_WHAT IS REQUIRED_
From the entries below, pull out each line where "JSON" appears.

*-*-*

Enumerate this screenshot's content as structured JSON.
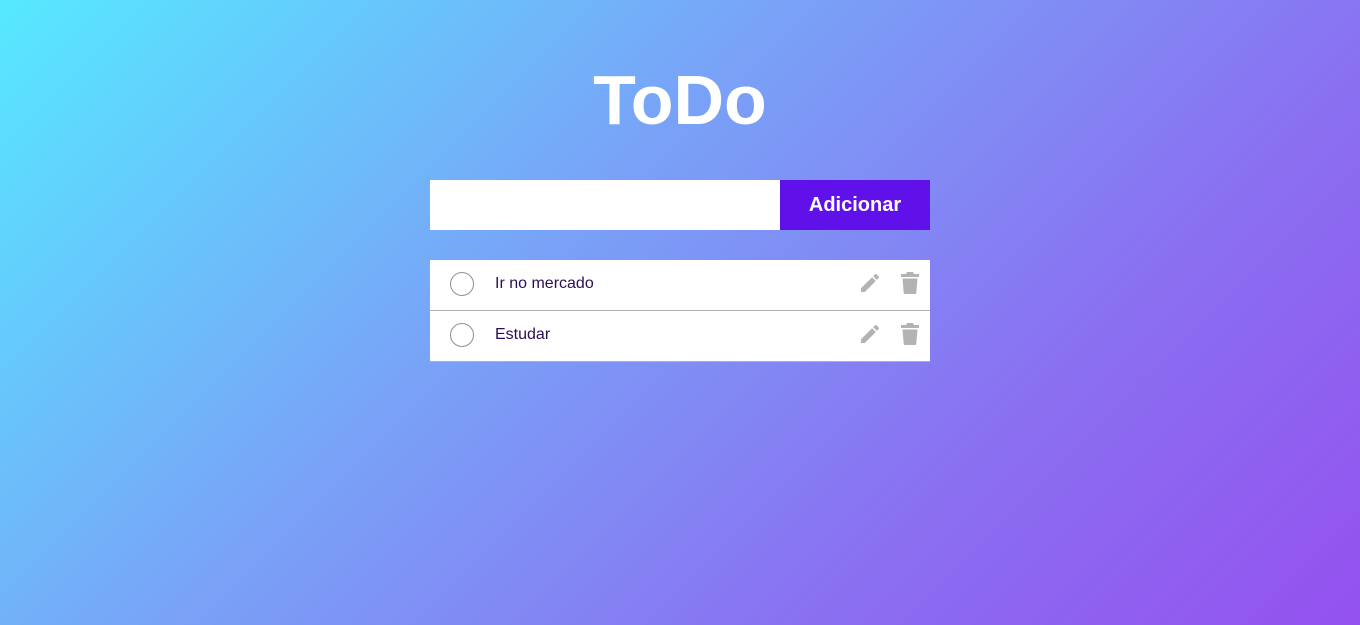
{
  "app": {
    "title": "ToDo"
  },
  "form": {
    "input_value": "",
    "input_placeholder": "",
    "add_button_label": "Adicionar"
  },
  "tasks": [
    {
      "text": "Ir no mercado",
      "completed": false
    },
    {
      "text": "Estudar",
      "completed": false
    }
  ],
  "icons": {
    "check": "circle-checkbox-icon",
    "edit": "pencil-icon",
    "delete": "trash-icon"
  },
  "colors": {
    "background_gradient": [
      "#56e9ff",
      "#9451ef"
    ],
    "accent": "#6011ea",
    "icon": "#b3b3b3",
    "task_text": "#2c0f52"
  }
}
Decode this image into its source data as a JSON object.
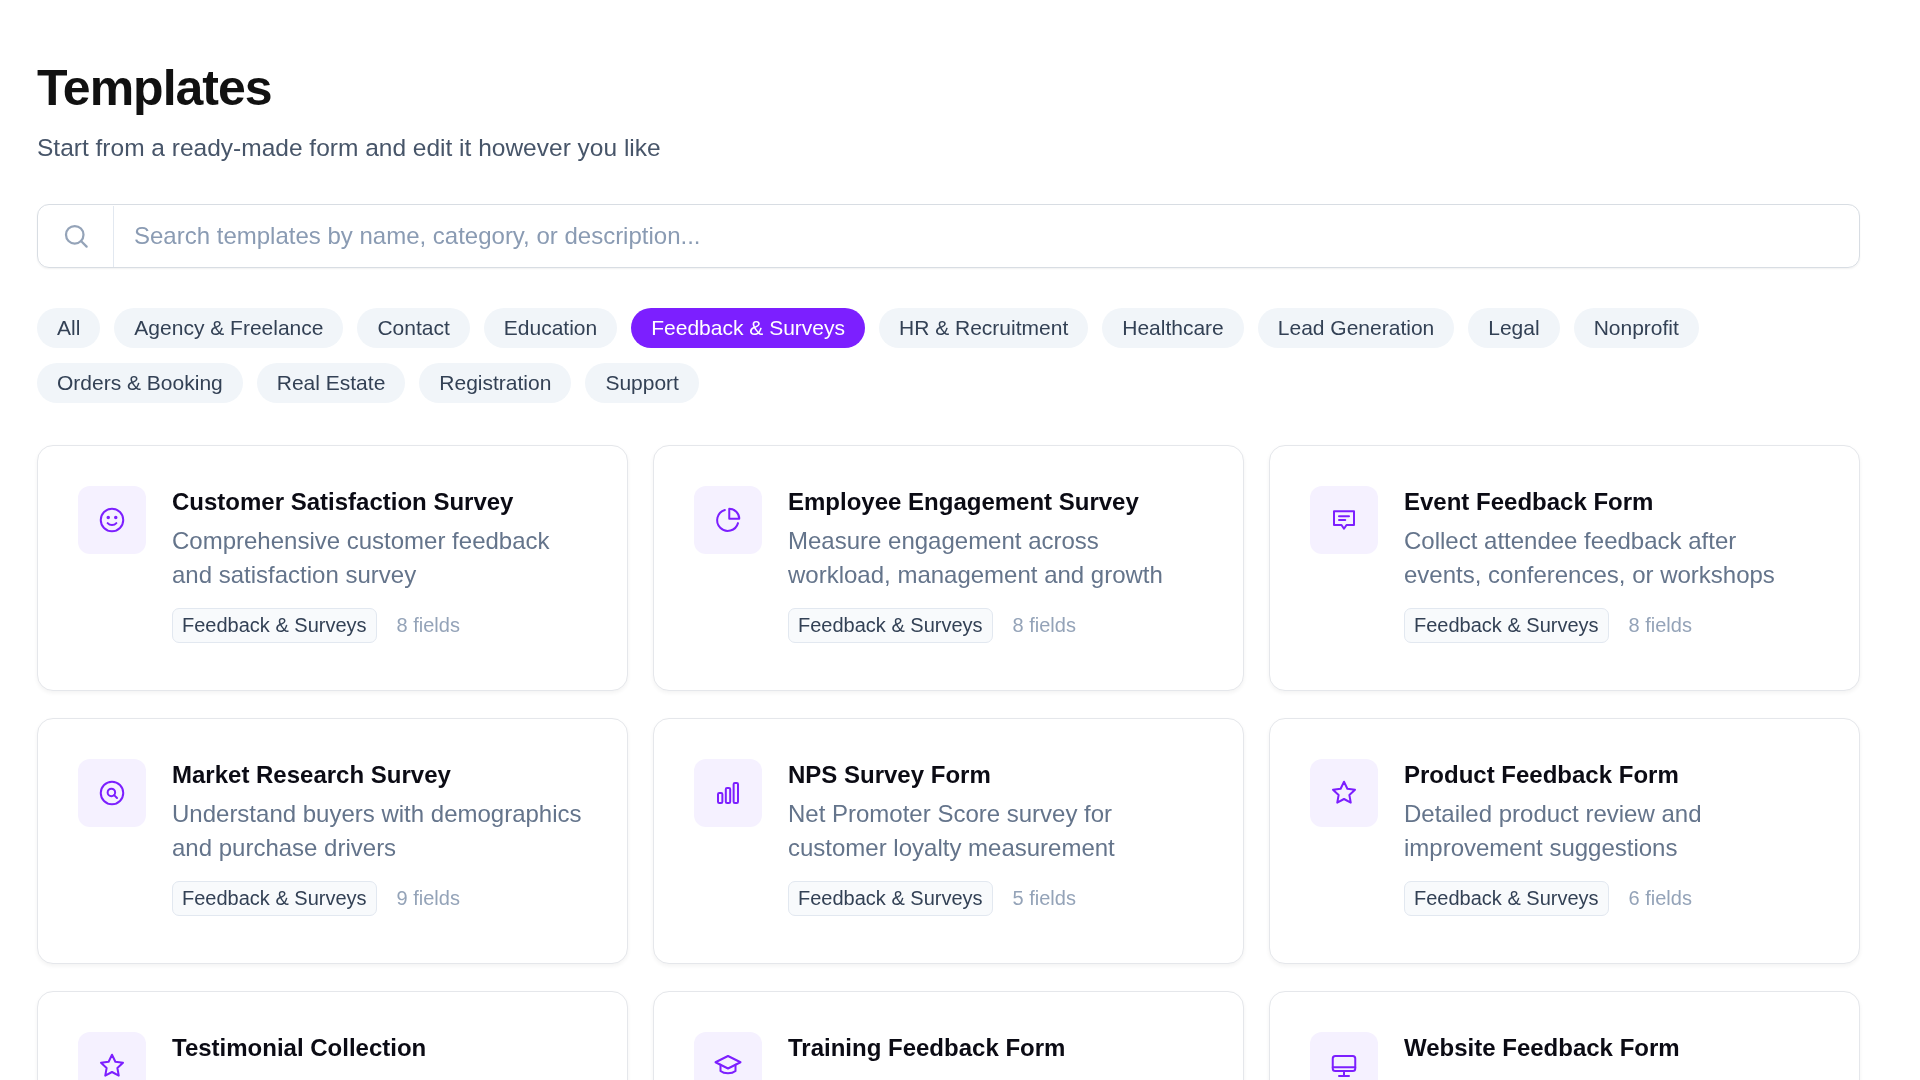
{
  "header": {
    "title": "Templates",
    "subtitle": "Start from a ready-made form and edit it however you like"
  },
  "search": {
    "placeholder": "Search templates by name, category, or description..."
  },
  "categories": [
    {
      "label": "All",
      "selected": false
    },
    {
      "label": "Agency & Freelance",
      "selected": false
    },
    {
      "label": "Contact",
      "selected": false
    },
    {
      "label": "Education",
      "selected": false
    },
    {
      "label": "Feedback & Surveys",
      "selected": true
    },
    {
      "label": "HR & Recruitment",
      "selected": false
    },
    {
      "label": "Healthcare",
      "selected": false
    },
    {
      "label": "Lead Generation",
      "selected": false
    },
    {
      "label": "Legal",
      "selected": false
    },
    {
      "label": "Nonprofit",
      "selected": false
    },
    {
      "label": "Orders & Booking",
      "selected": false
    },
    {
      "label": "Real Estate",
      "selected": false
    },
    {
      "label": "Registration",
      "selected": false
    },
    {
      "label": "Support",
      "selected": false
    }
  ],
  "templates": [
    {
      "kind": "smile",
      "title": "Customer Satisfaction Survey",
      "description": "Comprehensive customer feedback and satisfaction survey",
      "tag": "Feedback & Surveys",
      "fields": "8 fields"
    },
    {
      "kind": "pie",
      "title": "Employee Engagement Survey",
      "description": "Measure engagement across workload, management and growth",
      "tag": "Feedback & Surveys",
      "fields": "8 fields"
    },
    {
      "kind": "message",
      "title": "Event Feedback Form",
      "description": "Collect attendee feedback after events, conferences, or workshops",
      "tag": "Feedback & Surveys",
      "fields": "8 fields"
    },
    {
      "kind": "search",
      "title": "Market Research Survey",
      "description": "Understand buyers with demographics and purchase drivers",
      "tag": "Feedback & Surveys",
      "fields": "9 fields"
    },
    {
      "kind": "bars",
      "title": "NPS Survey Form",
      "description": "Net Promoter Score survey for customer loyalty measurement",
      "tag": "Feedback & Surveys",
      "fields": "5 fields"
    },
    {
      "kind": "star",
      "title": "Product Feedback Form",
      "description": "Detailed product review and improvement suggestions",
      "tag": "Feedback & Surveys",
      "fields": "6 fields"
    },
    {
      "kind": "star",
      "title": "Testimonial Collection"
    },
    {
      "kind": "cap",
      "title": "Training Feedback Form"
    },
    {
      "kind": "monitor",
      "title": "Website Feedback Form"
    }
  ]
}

*-*-*

_EXPECTED OUTPUT_
Enumerate this screenshot's content as structured JSON.
Decode this image into its source data as a JSON object.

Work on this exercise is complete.